Request: Records follow. Pull out every line that contains "some".

(Lines of data)
[start]
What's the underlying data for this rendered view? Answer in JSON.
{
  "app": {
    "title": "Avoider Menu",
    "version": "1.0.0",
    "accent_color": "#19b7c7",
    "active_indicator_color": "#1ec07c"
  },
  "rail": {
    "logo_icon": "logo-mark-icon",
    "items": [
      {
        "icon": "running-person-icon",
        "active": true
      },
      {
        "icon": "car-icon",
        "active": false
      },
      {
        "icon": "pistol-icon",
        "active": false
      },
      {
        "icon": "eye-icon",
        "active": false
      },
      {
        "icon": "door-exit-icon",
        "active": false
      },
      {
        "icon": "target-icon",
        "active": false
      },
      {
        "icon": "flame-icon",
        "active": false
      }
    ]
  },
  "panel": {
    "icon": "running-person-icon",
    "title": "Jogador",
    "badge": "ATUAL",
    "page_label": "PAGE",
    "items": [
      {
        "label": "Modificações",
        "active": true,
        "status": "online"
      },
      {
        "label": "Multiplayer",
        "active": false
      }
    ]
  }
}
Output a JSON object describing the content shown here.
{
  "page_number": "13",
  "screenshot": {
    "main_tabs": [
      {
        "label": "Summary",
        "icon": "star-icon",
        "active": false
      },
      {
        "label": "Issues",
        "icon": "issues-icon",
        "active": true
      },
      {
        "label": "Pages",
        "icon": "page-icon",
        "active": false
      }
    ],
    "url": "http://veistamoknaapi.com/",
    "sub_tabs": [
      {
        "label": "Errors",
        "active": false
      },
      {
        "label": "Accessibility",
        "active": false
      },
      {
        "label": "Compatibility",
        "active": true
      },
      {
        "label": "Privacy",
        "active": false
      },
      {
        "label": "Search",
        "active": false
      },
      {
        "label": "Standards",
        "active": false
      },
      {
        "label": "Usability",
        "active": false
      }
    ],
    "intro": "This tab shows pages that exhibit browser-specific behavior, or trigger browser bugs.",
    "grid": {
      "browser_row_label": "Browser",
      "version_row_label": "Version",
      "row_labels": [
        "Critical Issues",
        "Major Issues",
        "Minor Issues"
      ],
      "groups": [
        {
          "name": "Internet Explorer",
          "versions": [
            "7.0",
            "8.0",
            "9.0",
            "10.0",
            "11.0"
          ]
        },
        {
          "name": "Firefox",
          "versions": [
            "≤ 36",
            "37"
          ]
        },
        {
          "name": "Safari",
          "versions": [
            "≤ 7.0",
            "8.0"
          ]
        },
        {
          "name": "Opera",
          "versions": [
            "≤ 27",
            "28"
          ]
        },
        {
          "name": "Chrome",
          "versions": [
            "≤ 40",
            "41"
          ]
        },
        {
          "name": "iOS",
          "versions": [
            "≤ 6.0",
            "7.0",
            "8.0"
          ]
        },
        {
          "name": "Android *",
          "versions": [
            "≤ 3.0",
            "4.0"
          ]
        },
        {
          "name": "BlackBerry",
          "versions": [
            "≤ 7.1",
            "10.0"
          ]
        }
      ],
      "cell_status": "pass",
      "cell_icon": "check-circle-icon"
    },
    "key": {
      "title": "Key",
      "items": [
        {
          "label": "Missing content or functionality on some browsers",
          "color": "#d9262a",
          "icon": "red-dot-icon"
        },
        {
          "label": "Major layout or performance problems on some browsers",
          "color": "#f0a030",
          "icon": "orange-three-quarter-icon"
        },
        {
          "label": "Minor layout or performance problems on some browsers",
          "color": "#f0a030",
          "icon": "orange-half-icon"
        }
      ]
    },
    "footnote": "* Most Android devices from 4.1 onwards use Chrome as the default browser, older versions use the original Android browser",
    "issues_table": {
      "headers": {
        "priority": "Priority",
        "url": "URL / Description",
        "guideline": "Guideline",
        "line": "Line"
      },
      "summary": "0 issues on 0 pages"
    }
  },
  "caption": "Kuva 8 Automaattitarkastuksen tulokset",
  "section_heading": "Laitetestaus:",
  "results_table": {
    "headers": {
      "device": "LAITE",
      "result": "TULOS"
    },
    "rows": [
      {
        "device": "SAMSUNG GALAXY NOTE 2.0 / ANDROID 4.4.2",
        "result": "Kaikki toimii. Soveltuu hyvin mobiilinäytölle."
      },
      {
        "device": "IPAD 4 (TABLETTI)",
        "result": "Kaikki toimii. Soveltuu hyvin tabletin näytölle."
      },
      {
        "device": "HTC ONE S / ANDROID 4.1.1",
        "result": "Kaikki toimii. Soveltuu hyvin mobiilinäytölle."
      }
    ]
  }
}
[end]
Exercise solution:
          "label": "Missing content or functionality on some browsers",
          "label": "Major layout or performance problems on some browsers",
          "label": "Minor layout or performance problems on some browsers",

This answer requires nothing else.